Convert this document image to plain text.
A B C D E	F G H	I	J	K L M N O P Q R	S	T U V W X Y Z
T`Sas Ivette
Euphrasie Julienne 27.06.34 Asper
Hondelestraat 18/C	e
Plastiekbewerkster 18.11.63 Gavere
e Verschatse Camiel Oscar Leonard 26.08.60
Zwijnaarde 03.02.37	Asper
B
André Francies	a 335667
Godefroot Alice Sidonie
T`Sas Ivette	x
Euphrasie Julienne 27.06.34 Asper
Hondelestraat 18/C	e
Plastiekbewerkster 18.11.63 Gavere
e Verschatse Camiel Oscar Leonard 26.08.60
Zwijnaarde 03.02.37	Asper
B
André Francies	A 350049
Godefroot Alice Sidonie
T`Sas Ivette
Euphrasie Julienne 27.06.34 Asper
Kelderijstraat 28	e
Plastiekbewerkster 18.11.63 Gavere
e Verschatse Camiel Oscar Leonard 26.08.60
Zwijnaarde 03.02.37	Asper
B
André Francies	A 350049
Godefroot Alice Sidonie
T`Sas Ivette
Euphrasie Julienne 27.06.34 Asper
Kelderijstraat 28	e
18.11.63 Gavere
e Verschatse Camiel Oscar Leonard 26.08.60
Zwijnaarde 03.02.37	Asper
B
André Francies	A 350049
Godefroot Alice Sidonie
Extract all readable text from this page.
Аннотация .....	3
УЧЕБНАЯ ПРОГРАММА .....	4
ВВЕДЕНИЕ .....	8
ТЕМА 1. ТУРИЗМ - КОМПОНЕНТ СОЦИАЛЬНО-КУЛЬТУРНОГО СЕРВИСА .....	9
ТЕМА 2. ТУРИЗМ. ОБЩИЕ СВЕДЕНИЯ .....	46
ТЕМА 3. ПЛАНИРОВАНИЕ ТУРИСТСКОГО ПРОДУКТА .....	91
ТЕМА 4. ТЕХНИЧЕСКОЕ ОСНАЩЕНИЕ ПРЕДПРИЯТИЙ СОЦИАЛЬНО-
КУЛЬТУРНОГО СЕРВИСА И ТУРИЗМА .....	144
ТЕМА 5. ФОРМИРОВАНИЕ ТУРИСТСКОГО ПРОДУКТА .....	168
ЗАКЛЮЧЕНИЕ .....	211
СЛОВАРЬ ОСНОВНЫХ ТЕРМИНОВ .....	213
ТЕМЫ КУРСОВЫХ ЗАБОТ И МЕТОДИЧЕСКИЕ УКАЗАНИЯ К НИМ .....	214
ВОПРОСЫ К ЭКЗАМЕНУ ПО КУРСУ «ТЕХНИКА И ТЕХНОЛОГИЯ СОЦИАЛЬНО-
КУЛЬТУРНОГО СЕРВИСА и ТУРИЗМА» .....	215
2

━━━━━━━━━━

- [WORK INSTRUCTIONS]
Show every line that contains the word "СОЦИАЛЬНО".

- [CORRECT RESULT]
ТЕМА 1. ТУРИЗМ - КОМПОНЕНТ СОЦИАЛЬНО-КУЛЬТУРНОГО СЕРВИСА .....	9
ТЕМА 4. ТЕХНИЧЕСКОЕ ОСНАЩЕНИЕ ПРЕДПРИЯТИЙ СОЦИАЛЬНО-
ВОПРОСЫ К ЭКЗАМЕНУ ПО КУРСУ «ТЕХНИКА И ТЕХНОЛОГИЯ СОЦИАЛЬНО-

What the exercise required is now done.